Collected data »
■ ■ ■ ■
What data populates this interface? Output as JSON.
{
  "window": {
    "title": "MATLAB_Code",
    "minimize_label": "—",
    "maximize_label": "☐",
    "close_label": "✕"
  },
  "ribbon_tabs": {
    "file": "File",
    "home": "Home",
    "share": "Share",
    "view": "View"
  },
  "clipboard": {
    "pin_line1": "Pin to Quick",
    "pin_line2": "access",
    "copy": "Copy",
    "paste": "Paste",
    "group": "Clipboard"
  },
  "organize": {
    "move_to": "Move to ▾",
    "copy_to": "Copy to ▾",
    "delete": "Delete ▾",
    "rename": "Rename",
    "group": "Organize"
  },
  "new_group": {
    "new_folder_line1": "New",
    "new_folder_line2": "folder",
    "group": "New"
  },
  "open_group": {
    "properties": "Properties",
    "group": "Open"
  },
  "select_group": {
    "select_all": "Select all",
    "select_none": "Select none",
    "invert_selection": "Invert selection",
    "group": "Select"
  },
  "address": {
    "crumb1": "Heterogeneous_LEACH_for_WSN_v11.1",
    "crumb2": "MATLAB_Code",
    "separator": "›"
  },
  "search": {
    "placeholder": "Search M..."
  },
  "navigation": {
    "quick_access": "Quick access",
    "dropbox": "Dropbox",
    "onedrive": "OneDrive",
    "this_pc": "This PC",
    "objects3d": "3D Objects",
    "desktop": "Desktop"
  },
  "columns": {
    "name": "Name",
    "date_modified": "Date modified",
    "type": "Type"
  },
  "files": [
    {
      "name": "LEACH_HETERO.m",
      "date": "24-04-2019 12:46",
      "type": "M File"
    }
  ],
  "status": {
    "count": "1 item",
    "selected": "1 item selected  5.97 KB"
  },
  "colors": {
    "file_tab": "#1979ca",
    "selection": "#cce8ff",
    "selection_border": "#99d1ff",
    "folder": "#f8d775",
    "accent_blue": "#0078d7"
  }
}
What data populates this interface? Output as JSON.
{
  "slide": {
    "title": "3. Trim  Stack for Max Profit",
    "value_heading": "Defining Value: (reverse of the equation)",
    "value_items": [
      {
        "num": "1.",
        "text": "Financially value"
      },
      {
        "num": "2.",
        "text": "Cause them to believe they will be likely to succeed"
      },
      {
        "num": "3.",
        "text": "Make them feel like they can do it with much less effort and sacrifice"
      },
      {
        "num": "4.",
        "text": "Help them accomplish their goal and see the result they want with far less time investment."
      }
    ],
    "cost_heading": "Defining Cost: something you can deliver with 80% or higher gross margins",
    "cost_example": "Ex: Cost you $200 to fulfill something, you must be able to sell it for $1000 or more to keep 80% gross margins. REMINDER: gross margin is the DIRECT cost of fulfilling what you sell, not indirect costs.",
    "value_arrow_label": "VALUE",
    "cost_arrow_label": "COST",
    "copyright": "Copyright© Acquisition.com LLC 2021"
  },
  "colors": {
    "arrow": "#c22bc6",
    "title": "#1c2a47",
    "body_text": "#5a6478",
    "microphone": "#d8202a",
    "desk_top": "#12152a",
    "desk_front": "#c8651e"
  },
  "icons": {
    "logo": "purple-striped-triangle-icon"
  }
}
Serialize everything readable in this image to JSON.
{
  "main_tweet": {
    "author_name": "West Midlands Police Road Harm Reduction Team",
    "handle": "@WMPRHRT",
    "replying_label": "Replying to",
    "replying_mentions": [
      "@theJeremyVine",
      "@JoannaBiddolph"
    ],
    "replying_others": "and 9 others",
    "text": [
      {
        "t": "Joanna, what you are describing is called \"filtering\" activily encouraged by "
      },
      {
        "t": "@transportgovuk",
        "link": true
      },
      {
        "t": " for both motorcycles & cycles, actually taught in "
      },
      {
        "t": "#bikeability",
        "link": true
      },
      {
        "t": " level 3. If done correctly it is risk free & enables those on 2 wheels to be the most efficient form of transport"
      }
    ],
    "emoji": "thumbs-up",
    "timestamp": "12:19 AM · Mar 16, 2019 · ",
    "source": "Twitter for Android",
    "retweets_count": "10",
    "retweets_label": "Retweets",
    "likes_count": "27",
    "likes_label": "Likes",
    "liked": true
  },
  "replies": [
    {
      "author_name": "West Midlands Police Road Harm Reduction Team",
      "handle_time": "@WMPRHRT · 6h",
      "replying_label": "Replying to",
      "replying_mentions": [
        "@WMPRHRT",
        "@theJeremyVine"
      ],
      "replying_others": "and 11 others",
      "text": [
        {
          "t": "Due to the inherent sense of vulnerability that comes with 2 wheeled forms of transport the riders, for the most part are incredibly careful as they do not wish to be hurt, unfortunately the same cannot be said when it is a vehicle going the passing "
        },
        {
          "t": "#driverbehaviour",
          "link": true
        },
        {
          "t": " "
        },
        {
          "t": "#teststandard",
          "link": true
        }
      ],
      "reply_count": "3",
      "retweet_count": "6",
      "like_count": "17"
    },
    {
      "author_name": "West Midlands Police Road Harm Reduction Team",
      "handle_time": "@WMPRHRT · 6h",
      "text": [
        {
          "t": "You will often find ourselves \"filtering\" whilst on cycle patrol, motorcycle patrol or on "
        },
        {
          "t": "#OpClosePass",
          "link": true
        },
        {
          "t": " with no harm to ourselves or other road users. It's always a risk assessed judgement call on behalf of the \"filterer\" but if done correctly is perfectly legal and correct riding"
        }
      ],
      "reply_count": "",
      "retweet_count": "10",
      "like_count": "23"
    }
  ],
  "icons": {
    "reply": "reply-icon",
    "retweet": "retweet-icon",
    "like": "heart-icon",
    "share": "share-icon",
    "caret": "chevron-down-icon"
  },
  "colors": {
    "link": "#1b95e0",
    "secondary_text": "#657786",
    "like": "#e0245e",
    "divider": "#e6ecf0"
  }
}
■ ■ ■ ■
What to work on »
Output every record above exactly as it appears.

Reply to the task »
What data populates this interface? Output as JSON.
{
  "window": {
    "title": "MATLAB_Code",
    "minimize_label": "—",
    "maximize_label": "☐",
    "close_label": "✕"
  },
  "ribbon_tabs": {
    "file": "File",
    "home": "Home",
    "share": "Share",
    "view": "View"
  },
  "clipboard": {
    "pin_line1": "Pin to Quick",
    "pin_line2": "access",
    "copy": "Copy",
    "paste": "Paste",
    "group": "Clipboard"
  },
  "organize": {
    "move_to": "Move to ▾",
    "copy_to": "Copy to ▾",
    "delete": "Delete ▾",
    "rename": "Rename",
    "group": "Organize"
  },
  "new_group": {
    "new_folder_line1": "New",
    "new_folder_line2": "folder",
    "group": "New"
  },
  "open_group": {
    "properties": "Properties",
    "group": "Open"
  },
  "select_group": {
    "select_all": "Select all",
    "select_none": "Select none",
    "invert_selection": "Invert selection",
    "group": "Select"
  },
  "address": {
    "crumb1": "Heterogeneous_LEACH_for_WSN_v11.1",
    "crumb2": "MATLAB_Code",
    "separator": "›"
  },
  "search": {
    "placeholder": "Search M..."
  },
  "navigation": {
    "quick_access": "Quick access",
    "dropbox": "Dropbox",
    "onedrive": "OneDrive",
    "this_pc": "This PC",
    "objects3d": "3D Objects",
    "desktop": "Desktop"
  },
  "columns": {
    "name": "Name",
    "date_modified": "Date modified",
    "type": "Type"
  },
  "files": [
    {
      "name": "LEACH_HETERO.m",
      "date": "24-04-2019 12:46",
      "type": "M File"
    }
  ],
  "status": {
    "count": "1 item",
    "selected": "1 item selected  5.97 KB"
  },
  "colors": {
    "file_tab": "#1979ca",
    "selection": "#cce8ff",
    "selection_border": "#99d1ff",
    "folder": "#f8d775",
    "accent_blue": "#0078d7"
  }
}
What data populates this interface? Output as JSON.
{
  "slide": {
    "title": "3. Trim  Stack for Max Profit",
    "value_heading": "Defining Value: (reverse of the equation)",
    "value_items": [
      {
        "num": "1.",
        "text": "Financially value"
      },
      {
        "num": "2.",
        "text": "Cause them to believe they will be likely to succeed"
      },
      {
        "num": "3.",
        "text": "Make them feel like they can do it with much less effort and sacrifice"
      },
      {
        "num": "4.",
        "text": "Help them accomplish their goal and see the result they want with far less time investment."
      }
    ],
    "cost_heading": "Defining Cost: something you can deliver with 80% or higher gross margins",
    "cost_example": "Ex: Cost you $200 to fulfill something, you must be able to sell it for $1000 or more to keep 80% gross margins. REMINDER: gross margin is the DIRECT cost of fulfilling what you sell, not indirect costs.",
    "value_arrow_label": "VALUE",
    "cost_arrow_label": "COST",
    "copyright": "Copyright© Acquisition.com LLC 2021"
  },
  "colors": {
    "arrow": "#c22bc6",
    "title": "#1c2a47",
    "body_text": "#5a6478",
    "microphone": "#d8202a",
    "desk_top": "#12152a",
    "desk_front": "#c8651e"
  },
  "icons": {
    "logo": "purple-striped-triangle-icon"
  }
}
Serialize everything readable in this image to JSON.
{
  "main_tweet": {
    "author_name": "West Midlands Police Road Harm Reduction Team",
    "handle": "@WMPRHRT",
    "replying_label": "Replying to",
    "replying_mentions": [
      "@theJeremyVine",
      "@JoannaBiddolph"
    ],
    "replying_others": "and 9 others",
    "text": [
      {
        "t": "Joanna, what you are describing is called \"filtering\" activily encouraged by "
      },
      {
        "t": "@transportgovuk",
        "link": true
      },
      {
        "t": " for both motorcycles & cycles, actually taught in "
      },
      {
        "t": "#bikeability",
        "link": true
      },
      {
        "t": " level 3. If done correctly it is risk free & enables those on 2 wheels to be the most efficient form of transport"
      }
    ],
    "emoji": "thumbs-up",
    "timestamp": "12:19 AM · Mar 16, 2019 · ",
    "source": "Twitter for Android",
    "retweets_count": "10",
    "retweets_label": "Retweets",
    "likes_count": "27",
    "likes_label": "Likes",
    "liked": true
  },
  "replies": [
    {
      "author_name": "West Midlands Police Road Harm Reduction Team",
      "handle_time": "@WMPRHRT · 6h",
      "replying_label": "Replying to",
      "replying_mentions": [
        "@WMPRHRT",
        "@theJeremyVine"
      ],
      "replying_others": "and 11 others",
      "text": [
        {
          "t": "Due to the inherent sense of vulnerability that comes with 2 wheeled forms of transport the riders, for the most part are incredibly careful as they do not wish to be hurt, unfortunately the same cannot be said when it is a vehicle going the passing "
        },
        {
          "t": "#driverbehaviour",
          "link": true
        },
        {
          "t": " "
        },
        {
          "t": "#teststandard",
          "link": true
        }
      ],
      "reply_count": "3",
      "retweet_count": "6",
      "like_count": "17"
    },
    {
      "author_name": "West Midlands Police Road Harm Reduction Team",
      "handle_time": "@WMPRHRT · 6h",
      "text": [
        {
          "t": "You will often find ourselves \"filtering\" whilst on cycle patrol, motorcycle patrol or on "
        },
        {
          "t": "#OpClosePass",
          "link": true
        },
        {
          "t": " with no harm to ourselves or other road users. It's always a risk assessed judgement call on behalf of the \"filterer\" but if done correctly is perfectly legal and correct riding"
        }
      ],
      "reply_count": "",
      "retweet_count": "10",
      "like_count": "23"
    }
  ],
  "icons": {
    "reply": "reply-icon",
    "retweet": "retweet-icon",
    "like": "heart-icon",
    "share": "share-icon",
    "caret": "chevron-down-icon"
  },
  "colors": {
    "link": "#1b95e0",
    "secondary_text": "#657786",
    "like": "#e0245e",
    "divider": "#e6ecf0"
  }
}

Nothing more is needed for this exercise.